(Extract)
Most existing facilities worldwide were not designed for this level of sustained density. Retrofitting is possible but costly and complex, reinforcing that AI-ready data centres represent a generational shift rather than incremental upgrades.
Adani scaling capacity and ambition
Adani’s $100 billion investment focuses on building green-energy-powered AI data centre capacity through AdaniConnex, expanding its current 2-gigawatt footprint toward a target of 5 GW by 2035.
Alongside this, the group has outlined a further $150 billion investment across manufacturing, servers and sovereign cloud services, though detailed deployment plans remain undisclosed.
Biswajeet Mahapatra, principal analyst at Forrester, says the two figures reflect different layers of the emerging AI ecosystem. The initial investment is largely infrastructure-focused, land, power systems, cooling and physical facilities, while the additional spending targets the broader AI value chain, including domestic hardware manufacturing, cloud platforms and services.

(Dataset extract)
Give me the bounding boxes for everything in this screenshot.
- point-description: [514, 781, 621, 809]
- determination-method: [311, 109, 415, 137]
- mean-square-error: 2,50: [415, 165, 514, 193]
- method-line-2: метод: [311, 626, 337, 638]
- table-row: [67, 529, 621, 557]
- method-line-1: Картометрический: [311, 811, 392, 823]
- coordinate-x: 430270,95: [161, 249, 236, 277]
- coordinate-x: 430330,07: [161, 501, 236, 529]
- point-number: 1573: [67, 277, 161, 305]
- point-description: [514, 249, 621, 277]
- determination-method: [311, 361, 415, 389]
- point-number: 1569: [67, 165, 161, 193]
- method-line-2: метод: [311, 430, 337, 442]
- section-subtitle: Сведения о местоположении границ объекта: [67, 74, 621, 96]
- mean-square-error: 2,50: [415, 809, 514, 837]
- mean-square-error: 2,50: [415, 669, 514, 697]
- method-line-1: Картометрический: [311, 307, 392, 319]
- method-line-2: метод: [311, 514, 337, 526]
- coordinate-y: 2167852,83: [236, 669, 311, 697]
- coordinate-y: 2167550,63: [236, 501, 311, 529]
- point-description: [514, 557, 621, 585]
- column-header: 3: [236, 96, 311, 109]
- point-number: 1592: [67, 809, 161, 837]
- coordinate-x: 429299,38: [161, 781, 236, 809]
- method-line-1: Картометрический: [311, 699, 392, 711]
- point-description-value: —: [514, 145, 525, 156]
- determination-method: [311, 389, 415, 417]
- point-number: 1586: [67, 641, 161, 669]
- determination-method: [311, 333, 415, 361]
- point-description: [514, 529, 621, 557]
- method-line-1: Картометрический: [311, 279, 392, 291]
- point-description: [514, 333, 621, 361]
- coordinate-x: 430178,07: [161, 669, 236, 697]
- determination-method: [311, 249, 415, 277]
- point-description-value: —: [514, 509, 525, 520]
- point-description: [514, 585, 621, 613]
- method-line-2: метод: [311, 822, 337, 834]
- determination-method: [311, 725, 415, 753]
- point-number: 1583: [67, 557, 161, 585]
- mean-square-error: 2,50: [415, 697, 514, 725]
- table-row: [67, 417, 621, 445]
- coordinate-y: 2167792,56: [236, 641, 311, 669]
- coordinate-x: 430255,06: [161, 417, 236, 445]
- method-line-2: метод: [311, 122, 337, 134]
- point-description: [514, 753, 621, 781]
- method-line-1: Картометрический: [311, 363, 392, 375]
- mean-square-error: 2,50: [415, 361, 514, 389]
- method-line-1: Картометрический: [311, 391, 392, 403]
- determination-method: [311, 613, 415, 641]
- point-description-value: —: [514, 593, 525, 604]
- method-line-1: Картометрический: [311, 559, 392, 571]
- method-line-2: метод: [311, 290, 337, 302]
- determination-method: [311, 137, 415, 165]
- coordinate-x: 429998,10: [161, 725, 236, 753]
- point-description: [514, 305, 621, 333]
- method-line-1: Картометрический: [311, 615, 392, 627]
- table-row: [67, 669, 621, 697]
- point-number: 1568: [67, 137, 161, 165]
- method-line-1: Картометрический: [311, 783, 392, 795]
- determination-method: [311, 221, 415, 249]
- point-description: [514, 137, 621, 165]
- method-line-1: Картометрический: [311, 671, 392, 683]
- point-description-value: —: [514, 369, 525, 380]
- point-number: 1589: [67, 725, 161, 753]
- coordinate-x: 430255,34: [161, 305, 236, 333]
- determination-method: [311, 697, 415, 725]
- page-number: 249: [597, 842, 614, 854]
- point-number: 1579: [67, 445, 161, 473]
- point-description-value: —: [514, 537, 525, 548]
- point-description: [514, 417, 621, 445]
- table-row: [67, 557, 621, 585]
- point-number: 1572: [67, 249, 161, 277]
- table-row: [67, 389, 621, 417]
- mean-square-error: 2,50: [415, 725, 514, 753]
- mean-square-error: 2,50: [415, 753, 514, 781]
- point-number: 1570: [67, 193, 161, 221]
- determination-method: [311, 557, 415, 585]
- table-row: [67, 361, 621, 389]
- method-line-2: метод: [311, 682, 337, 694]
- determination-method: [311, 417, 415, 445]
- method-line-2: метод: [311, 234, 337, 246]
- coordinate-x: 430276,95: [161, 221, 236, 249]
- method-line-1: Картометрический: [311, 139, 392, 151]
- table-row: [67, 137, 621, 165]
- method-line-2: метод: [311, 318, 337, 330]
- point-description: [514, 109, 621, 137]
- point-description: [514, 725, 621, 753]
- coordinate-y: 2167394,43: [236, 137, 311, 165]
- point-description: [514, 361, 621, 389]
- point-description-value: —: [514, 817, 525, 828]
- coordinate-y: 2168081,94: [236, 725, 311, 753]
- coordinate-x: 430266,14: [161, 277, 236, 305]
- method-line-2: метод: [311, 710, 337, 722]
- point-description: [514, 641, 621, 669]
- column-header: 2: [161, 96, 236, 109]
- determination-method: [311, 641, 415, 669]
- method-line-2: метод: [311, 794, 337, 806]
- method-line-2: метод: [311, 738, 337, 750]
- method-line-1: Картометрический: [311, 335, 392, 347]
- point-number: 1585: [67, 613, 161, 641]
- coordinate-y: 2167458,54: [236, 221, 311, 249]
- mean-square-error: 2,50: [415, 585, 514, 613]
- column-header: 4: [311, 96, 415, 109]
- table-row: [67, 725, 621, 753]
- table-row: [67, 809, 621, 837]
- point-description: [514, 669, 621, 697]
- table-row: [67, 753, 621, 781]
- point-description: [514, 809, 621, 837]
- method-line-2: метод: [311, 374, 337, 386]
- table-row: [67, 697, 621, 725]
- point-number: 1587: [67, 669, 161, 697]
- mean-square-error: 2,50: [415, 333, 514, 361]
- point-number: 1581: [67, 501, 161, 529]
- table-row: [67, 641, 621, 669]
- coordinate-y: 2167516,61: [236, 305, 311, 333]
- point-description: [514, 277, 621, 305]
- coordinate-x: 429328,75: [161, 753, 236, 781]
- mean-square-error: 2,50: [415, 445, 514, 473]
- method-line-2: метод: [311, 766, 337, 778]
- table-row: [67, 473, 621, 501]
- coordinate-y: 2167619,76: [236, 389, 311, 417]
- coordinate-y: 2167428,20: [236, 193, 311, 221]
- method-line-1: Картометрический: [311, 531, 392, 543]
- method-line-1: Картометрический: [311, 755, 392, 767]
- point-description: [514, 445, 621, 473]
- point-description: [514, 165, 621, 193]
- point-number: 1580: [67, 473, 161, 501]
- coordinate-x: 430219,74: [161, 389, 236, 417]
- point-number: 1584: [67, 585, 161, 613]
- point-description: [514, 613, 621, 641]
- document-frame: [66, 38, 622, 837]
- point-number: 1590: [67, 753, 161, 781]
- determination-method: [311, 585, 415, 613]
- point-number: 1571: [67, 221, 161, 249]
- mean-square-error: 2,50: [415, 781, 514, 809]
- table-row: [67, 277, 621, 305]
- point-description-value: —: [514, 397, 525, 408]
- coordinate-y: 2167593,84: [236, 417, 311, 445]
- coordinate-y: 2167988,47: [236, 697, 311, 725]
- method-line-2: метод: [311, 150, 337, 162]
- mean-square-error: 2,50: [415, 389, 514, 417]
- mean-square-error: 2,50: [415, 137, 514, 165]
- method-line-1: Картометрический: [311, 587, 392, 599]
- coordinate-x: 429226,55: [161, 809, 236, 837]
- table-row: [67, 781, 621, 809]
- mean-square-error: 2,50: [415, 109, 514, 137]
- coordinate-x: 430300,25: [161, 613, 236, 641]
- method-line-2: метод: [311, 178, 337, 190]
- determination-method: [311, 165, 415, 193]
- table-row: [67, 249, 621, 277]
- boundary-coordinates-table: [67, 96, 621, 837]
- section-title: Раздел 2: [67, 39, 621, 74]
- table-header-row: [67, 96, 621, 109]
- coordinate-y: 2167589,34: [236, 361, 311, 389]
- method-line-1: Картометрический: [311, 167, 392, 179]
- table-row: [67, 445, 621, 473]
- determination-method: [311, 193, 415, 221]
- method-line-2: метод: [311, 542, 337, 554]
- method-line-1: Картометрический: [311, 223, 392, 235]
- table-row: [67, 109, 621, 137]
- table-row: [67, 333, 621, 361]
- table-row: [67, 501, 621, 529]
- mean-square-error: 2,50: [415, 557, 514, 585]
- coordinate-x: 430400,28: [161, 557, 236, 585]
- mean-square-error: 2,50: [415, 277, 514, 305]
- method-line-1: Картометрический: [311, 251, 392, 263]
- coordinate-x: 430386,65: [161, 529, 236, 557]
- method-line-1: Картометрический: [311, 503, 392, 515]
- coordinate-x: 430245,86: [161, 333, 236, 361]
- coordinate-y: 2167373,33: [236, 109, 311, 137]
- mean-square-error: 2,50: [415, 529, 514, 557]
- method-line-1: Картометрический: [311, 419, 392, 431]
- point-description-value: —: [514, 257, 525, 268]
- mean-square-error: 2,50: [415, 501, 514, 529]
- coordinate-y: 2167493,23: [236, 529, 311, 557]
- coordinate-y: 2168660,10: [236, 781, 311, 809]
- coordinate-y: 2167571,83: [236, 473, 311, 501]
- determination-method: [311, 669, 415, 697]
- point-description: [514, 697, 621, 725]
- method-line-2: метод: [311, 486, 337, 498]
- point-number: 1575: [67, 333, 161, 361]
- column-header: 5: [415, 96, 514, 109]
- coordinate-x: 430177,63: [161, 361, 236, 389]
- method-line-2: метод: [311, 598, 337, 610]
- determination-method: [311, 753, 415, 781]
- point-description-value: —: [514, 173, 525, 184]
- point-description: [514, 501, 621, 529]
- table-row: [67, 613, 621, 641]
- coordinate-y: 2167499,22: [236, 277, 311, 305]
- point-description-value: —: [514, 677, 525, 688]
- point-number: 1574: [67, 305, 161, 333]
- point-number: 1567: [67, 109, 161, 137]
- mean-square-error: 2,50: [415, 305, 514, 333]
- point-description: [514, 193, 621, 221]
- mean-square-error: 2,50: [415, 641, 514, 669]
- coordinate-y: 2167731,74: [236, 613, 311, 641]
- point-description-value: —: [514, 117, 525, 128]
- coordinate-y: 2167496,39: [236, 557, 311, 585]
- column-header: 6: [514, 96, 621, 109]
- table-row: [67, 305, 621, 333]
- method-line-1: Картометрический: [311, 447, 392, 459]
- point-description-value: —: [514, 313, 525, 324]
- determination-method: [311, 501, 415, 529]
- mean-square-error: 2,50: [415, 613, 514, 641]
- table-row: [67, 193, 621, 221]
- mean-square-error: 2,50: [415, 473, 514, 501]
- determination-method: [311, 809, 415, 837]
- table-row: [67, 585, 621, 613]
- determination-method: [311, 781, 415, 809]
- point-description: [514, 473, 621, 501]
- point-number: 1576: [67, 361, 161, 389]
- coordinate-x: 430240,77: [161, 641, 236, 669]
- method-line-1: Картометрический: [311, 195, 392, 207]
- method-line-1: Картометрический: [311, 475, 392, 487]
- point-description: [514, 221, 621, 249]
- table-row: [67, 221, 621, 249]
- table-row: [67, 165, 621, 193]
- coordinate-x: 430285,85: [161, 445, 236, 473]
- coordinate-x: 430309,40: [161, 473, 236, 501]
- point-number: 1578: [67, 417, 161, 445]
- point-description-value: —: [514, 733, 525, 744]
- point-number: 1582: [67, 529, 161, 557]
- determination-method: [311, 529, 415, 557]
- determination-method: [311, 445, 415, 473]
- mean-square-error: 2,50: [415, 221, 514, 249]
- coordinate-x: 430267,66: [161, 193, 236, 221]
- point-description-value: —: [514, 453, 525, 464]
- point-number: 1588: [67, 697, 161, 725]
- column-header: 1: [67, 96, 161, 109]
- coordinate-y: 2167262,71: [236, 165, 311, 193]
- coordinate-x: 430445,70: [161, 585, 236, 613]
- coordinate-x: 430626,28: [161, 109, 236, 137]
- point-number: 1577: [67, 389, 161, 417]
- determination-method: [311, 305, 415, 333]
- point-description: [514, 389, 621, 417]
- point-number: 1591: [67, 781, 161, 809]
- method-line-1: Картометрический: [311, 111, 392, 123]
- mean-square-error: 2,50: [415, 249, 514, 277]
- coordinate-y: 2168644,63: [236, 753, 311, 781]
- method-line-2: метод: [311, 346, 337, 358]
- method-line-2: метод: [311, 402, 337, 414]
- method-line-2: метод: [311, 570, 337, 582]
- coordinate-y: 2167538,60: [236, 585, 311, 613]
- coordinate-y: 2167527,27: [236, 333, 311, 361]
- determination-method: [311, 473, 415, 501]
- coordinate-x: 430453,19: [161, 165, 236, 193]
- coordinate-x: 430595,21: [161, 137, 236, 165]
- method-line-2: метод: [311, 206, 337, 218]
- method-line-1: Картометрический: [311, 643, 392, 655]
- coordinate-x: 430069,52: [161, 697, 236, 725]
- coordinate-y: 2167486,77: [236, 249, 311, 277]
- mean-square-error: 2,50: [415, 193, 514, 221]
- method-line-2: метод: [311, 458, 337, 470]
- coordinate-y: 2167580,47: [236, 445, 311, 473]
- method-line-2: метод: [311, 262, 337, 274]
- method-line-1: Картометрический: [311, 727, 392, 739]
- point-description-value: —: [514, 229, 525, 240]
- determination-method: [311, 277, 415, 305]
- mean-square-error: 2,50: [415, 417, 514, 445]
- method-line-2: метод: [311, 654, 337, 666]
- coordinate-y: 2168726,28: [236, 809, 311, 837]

(What is needed)
Write a continuation of the passage on Adani's AI data centre investment, beginning after its last sentence. The material has no connection to the passage on Adani's AI data centre investment.

(Written response)
Gogia argues the larger figure also signals deep integration with energy systems. “Energy generation tied directly to compute infrastructure reduces exposure to power price volatility and grid instability. Transmission alignment shortens energisation timelines,” he says. However, he cautions that such integration cannot solve all dependencies. “Accelerator availability remains influenced by export controls and geopolitical currents.”
Global partnerships shape early deployments
Despite being framed as a sovereign infrastructure initiative, the rollout relies heavily on collaborations with global technology companies.
Adani has announced plans to work with Google on a gigawatt-scale AI data centre campus in Visakhapatnam, as well as additional campuses in Noida. Partnerships with Microsoft will span Hyderabad and Pune, while existing arrangements with Walmart-owned Flipkart include a second AI-focused facility to support high-performance computing and large-scale digital commerce workloads.
The company says a portion of GPU capacity will be reserved for Indian startups, research institutions and deep-tech firms, aiming to strengthen domestic innovation capabilities.
“Sovereign AI infrastructure does not necessarily mean excluding global players, but ensuring that data, compute, and control reside within national jurisdiction,” Mahapatra says. Even when serving multinational clients, facilities can qualify as sovereign if they comply with local data laws and support strategic domestic use cases.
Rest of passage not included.